Entries with figure data

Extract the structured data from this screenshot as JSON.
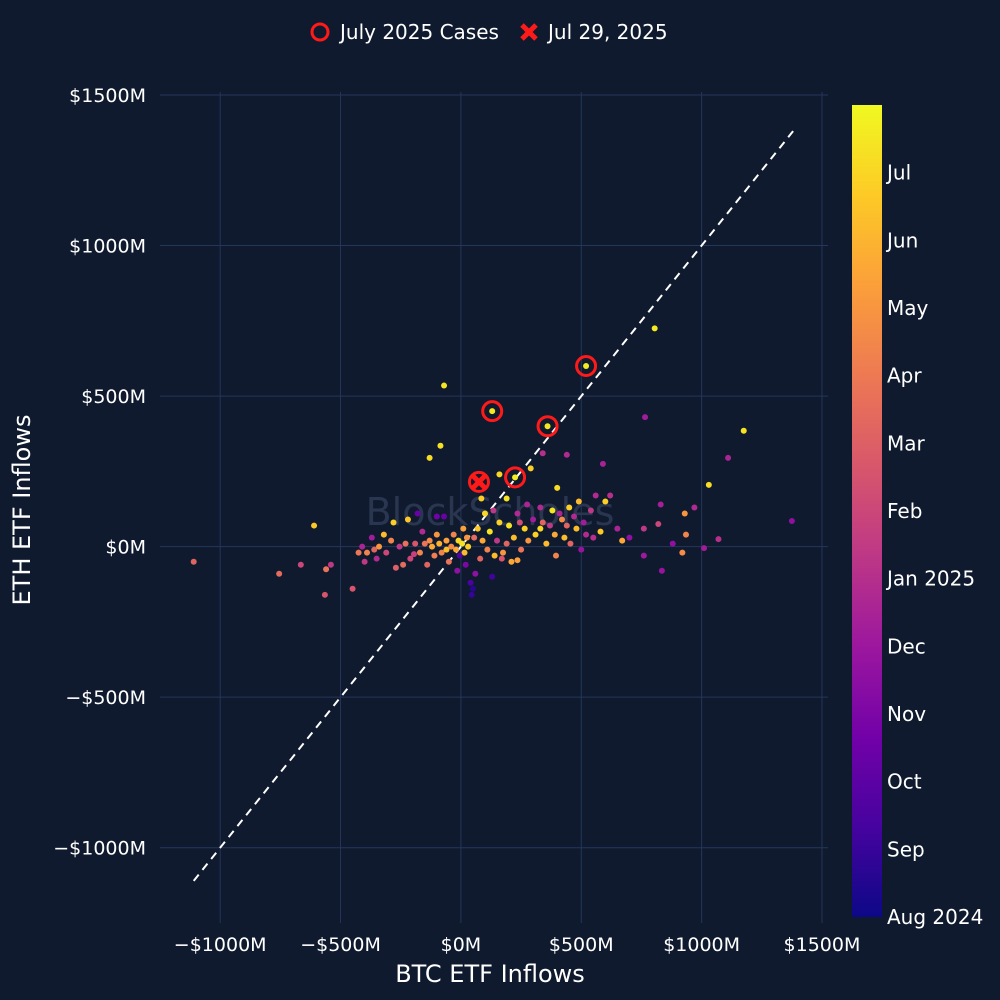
{
  "chart_data": {
    "type": "scatter",
    "xlabel": "BTC ETF Inflows",
    "ylabel": "ETH ETF Inflows",
    "xlim": [
      -1250,
      1525
    ],
    "ylim": [
      -1250,
      1510
    ],
    "x_ticks": [
      -1000,
      -500,
      0,
      500,
      1000,
      1500
    ],
    "y_ticks": [
      -1000,
      -500,
      0,
      500,
      1000,
      1500
    ],
    "x_tick_labels": [
      "−$1000M",
      "−$500M",
      "$0M",
      "$500M",
      "$1000M",
      "$1500M"
    ],
    "y_tick_labels": [
      "−$1000M",
      "−$500M",
      "$0M",
      "$500M",
      "$1000M",
      "$1500M"
    ],
    "grid": true,
    "watermark": "BlockScholes",
    "reference_line": {
      "style": "dashed",
      "from": [
        -1110,
        -1110
      ],
      "to": [
        1380,
        1380
      ]
    },
    "legend": {
      "position": "top-center",
      "entries": [
        {
          "label": "July 2025 Cases",
          "marker": "open-circle",
          "color": "#ff1a1a"
        },
        {
          "label": "Jul 29, 2025",
          "marker": "x",
          "color": "#ff1a1a"
        }
      ]
    },
    "colorbar": {
      "colors": [
        "#0d0887",
        "#46039f",
        "#7201a8",
        "#9c179e",
        "#bd3786",
        "#d8576b",
        "#ed7953",
        "#fb9f3a",
        "#fdca26",
        "#f0f921"
      ],
      "tick_labels": [
        "Aug 2024",
        "Sep",
        "Oct",
        "Nov",
        "Dec",
        "Jan 2025",
        "Feb",
        "Mar",
        "Apr",
        "May",
        "Jun",
        "Jul"
      ],
      "tick_fractions": [
        0.0,
        0.083,
        0.167,
        0.25,
        0.333,
        0.417,
        0.5,
        0.583,
        0.667,
        0.75,
        0.833,
        0.917
      ]
    },
    "series": [
      {
        "name": "July 2025 Cases",
        "points": [
          [
            520,
            600
          ],
          [
            130,
            450
          ],
          [
            360,
            400
          ],
          [
            225,
            230
          ],
          [
            75,
            215
          ]
        ]
      },
      {
        "name": "Jul 29, 2025",
        "points": [
          [
            75,
            215
          ]
        ]
      }
    ],
    "points": [
      {
        "x": 805,
        "y": 725,
        "t": 0.96
      },
      {
        "x": 520,
        "y": 600,
        "t": 0.97
      },
      {
        "x": -70,
        "y": 535,
        "t": 0.95
      },
      {
        "x": 130,
        "y": 450,
        "t": 0.96
      },
      {
        "x": 360,
        "y": 400,
        "t": 0.95
      },
      {
        "x": -85,
        "y": 335,
        "t": 0.94
      },
      {
        "x": -130,
        "y": 295,
        "t": 0.93
      },
      {
        "x": 290,
        "y": 260,
        "t": 0.9
      },
      {
        "x": 160,
        "y": 240,
        "t": 0.92
      },
      {
        "x": 225,
        "y": 230,
        "t": 0.97
      },
      {
        "x": 75,
        "y": 215,
        "t": 0.99
      },
      {
        "x": 400,
        "y": 195,
        "t": 0.93
      },
      {
        "x": 1030,
        "y": 205,
        "t": 0.93
      },
      {
        "x": 1175,
        "y": 385,
        "t": 0.95
      },
      {
        "x": 765,
        "y": 430,
        "t": 0.35
      },
      {
        "x": 440,
        "y": 305,
        "t": 0.4
      },
      {
        "x": 590,
        "y": 275,
        "t": 0.37
      },
      {
        "x": 1110,
        "y": 295,
        "t": 0.38
      },
      {
        "x": 340,
        "y": 310,
        "t": 0.42
      },
      {
        "x": 1375,
        "y": 85,
        "t": 0.3
      },
      {
        "x": 1070,
        "y": 25,
        "t": 0.42
      },
      {
        "x": 970,
        "y": 130,
        "t": 0.4
      },
      {
        "x": 1010,
        "y": -5,
        "t": 0.35
      },
      {
        "x": 830,
        "y": 140,
        "t": 0.36
      },
      {
        "x": 930,
        "y": 110,
        "t": 0.75
      },
      {
        "x": 935,
        "y": 40,
        "t": 0.7
      },
      {
        "x": 920,
        "y": -20,
        "t": 0.72
      },
      {
        "x": 835,
        "y": -80,
        "t": 0.32
      },
      {
        "x": 760,
        "y": -30,
        "t": 0.34
      },
      {
        "x": 880,
        "y": 10,
        "t": 0.3
      },
      {
        "x": 820,
        "y": 75,
        "t": 0.5
      },
      {
        "x": 760,
        "y": 60,
        "t": 0.45
      },
      {
        "x": 670,
        "y": 20,
        "t": 0.8
      },
      {
        "x": 620,
        "y": 170,
        "t": 0.42
      },
      {
        "x": 600,
        "y": 150,
        "t": 0.9
      },
      {
        "x": 560,
        "y": 170,
        "t": 0.4
      },
      {
        "x": 540,
        "y": 120,
        "t": 0.45
      },
      {
        "x": 510,
        "y": 80,
        "t": 0.35
      },
      {
        "x": 490,
        "y": 150,
        "t": 0.85
      },
      {
        "x": 470,
        "y": 100,
        "t": 0.4
      },
      {
        "x": 450,
        "y": 130,
        "t": 0.9
      },
      {
        "x": 440,
        "y": 70,
        "t": 0.6
      },
      {
        "x": 430,
        "y": 30,
        "t": 0.85
      },
      {
        "x": 410,
        "y": 110,
        "t": 0.38
      },
      {
        "x": 390,
        "y": 40,
        "t": 0.8
      },
      {
        "x": 380,
        "y": 120,
        "t": 0.95
      },
      {
        "x": 370,
        "y": 70,
        "t": 0.45
      },
      {
        "x": 355,
        "y": 10,
        "t": 0.85
      },
      {
        "x": 340,
        "y": 80,
        "t": 0.6
      },
      {
        "x": 330,
        "y": 130,
        "t": 0.4
      },
      {
        "x": 310,
        "y": 40,
        "t": 0.9
      },
      {
        "x": 300,
        "y": 90,
        "t": 0.35
      },
      {
        "x": 280,
        "y": 20,
        "t": 0.75
      },
      {
        "x": 265,
        "y": 60,
        "t": 0.9
      },
      {
        "x": 250,
        "y": -10,
        "t": 0.65
      },
      {
        "x": 235,
        "y": 110,
        "t": 0.4
      },
      {
        "x": 220,
        "y": 30,
        "t": 0.85
      },
      {
        "x": 210,
        "y": -50,
        "t": 0.8
      },
      {
        "x": 200,
        "y": 70,
        "t": 0.95
      },
      {
        "x": 190,
        "y": 10,
        "t": 0.6
      },
      {
        "x": 175,
        "y": -20,
        "t": 0.75
      },
      {
        "x": 160,
        "y": 80,
        "t": 0.9
      },
      {
        "x": 150,
        "y": 20,
        "t": 0.45
      },
      {
        "x": 140,
        "y": -30,
        "t": 0.85
      },
      {
        "x": 130,
        "y": -100,
        "t": 0.1
      },
      {
        "x": 120,
        "y": 50,
        "t": 0.95
      },
      {
        "x": 110,
        "y": -10,
        "t": 0.7
      },
      {
        "x": 100,
        "y": 110,
        "t": 0.92
      },
      {
        "x": 90,
        "y": 20,
        "t": 0.8
      },
      {
        "x": 80,
        "y": -40,
        "t": 0.6
      },
      {
        "x": 70,
        "y": 60,
        "t": 0.88
      },
      {
        "x": 60,
        "y": -90,
        "t": 0.3
      },
      {
        "x": 50,
        "y": -140,
        "t": 0.05
      },
      {
        "x": 45,
        "y": -160,
        "t": 0.08
      },
      {
        "x": 40,
        "y": -120,
        "t": 0.12
      },
      {
        "x": 30,
        "y": 0,
        "t": 0.9
      },
      {
        "x": 25,
        "y": 30,
        "t": 0.75
      },
      {
        "x": 15,
        "y": -20,
        "t": 0.85
      },
      {
        "x": 5,
        "y": 10,
        "t": 0.95
      },
      {
        "x": -5,
        "y": -30,
        "t": 0.15
      },
      {
        "x": -10,
        "y": 20,
        "t": 0.92
      },
      {
        "x": -20,
        "y": -10,
        "t": 0.8
      },
      {
        "x": -30,
        "y": 40,
        "t": 0.7
      },
      {
        "x": -40,
        "y": 0,
        "t": 0.72
      },
      {
        "x": -50,
        "y": -50,
        "t": 0.65
      },
      {
        "x": -60,
        "y": 20,
        "t": 0.78
      },
      {
        "x": -70,
        "y": 100,
        "t": 0.2
      },
      {
        "x": -80,
        "y": -20,
        "t": 0.7
      },
      {
        "x": -90,
        "y": 10,
        "t": 0.82
      },
      {
        "x": -100,
        "y": 40,
        "t": 0.75
      },
      {
        "x": -110,
        "y": -30,
        "t": 0.68
      },
      {
        "x": -120,
        "y": 0,
        "t": 0.8
      },
      {
        "x": -130,
        "y": 20,
        "t": 0.72
      },
      {
        "x": -140,
        "y": -60,
        "t": 0.6
      },
      {
        "x": -150,
        "y": 10,
        "t": 0.65
      },
      {
        "x": -160,
        "y": 50,
        "t": 0.4
      },
      {
        "x": -170,
        "y": -20,
        "t": 0.7
      },
      {
        "x": -190,
        "y": 10,
        "t": 0.55
      },
      {
        "x": -210,
        "y": -40,
        "t": 0.5
      },
      {
        "x": -220,
        "y": 90,
        "t": 0.88
      },
      {
        "x": -240,
        "y": -60,
        "t": 0.62
      },
      {
        "x": -255,
        "y": 0,
        "t": 0.45
      },
      {
        "x": -270,
        "y": -70,
        "t": 0.58
      },
      {
        "x": -280,
        "y": 80,
        "t": 0.9
      },
      {
        "x": -290,
        "y": 20,
        "t": 0.7
      },
      {
        "x": -310,
        "y": -20,
        "t": 0.5
      },
      {
        "x": -320,
        "y": 40,
        "t": 0.85
      },
      {
        "x": -340,
        "y": 0,
        "t": 0.75
      },
      {
        "x": -350,
        "y": -40,
        "t": 0.4
      },
      {
        "x": -360,
        "y": -10,
        "t": 0.6
      },
      {
        "x": -370,
        "y": 30,
        "t": 0.35
      },
      {
        "x": -390,
        "y": -20,
        "t": 0.7
      },
      {
        "x": -400,
        "y": -50,
        "t": 0.45
      },
      {
        "x": -410,
        "y": 0,
        "t": 0.38
      },
      {
        "x": -425,
        "y": -20,
        "t": 0.66
      },
      {
        "x": -450,
        "y": -140,
        "t": 0.55
      },
      {
        "x": -540,
        "y": -60,
        "t": 0.45
      },
      {
        "x": -560,
        "y": -75,
        "t": 0.65
      },
      {
        "x": -565,
        "y": -160,
        "t": 0.55
      },
      {
        "x": -610,
        "y": 70,
        "t": 0.88
      },
      {
        "x": -665,
        "y": -60,
        "t": 0.5
      },
      {
        "x": -755,
        "y": -90,
        "t": 0.62
      },
      {
        "x": -1110,
        "y": -50,
        "t": 0.6
      },
      {
        "x": -180,
        "y": 110,
        "t": 0.2
      },
      {
        "x": -100,
        "y": 100,
        "t": 0.22
      },
      {
        "x": 235,
        "y": -45,
        "t": 0.78
      },
      {
        "x": 395,
        "y": -30,
        "t": 0.7
      },
      {
        "x": 455,
        "y": 10,
        "t": 0.6
      },
      {
        "x": 500,
        "y": -10,
        "t": 0.32
      },
      {
        "x": 550,
        "y": 30,
        "t": 0.42
      },
      {
        "x": 580,
        "y": 50,
        "t": 0.88
      },
      {
        "x": 650,
        "y": 60,
        "t": 0.38
      },
      {
        "x": 700,
        "y": 30,
        "t": 0.3
      },
      {
        "x": 170,
        "y": -40,
        "t": 0.55
      },
      {
        "x": 20,
        "y": -60,
        "t": 0.25
      },
      {
        "x": -15,
        "y": -80,
        "t": 0.3
      },
      {
        "x": 85,
        "y": 160,
        "t": 0.9
      },
      {
        "x": 190,
        "y": 160,
        "t": 0.95
      },
      {
        "x": 275,
        "y": 140,
        "t": 0.38
      },
      {
        "x": 330,
        "y": 60,
        "t": 0.92
      },
      {
        "x": 480,
        "y": 60,
        "t": 0.85
      },
      {
        "x": 520,
        "y": 40,
        "t": 0.4
      },
      {
        "x": 420,
        "y": 90,
        "t": 0.72
      },
      {
        "x": -230,
        "y": 10,
        "t": 0.64
      },
      {
        "x": -195,
        "y": -25,
        "t": 0.48
      },
      {
        "x": -60,
        "y": -10,
        "t": 0.86
      },
      {
        "x": 10,
        "y": 60,
        "t": 0.78
      },
      {
        "x": 55,
        "y": 30,
        "t": 0.62
      },
      {
        "x": 135,
        "y": 120,
        "t": 0.45
      },
      {
        "x": 245,
        "y": 80,
        "t": 0.52
      }
    ]
  }
}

## INSTRUCTIONS FOR THE TASK
Read through the data and copy every line where "from" shows up.

## THE SOLUTION
Extract the structured data from this screenshot as JSON.
      "from": [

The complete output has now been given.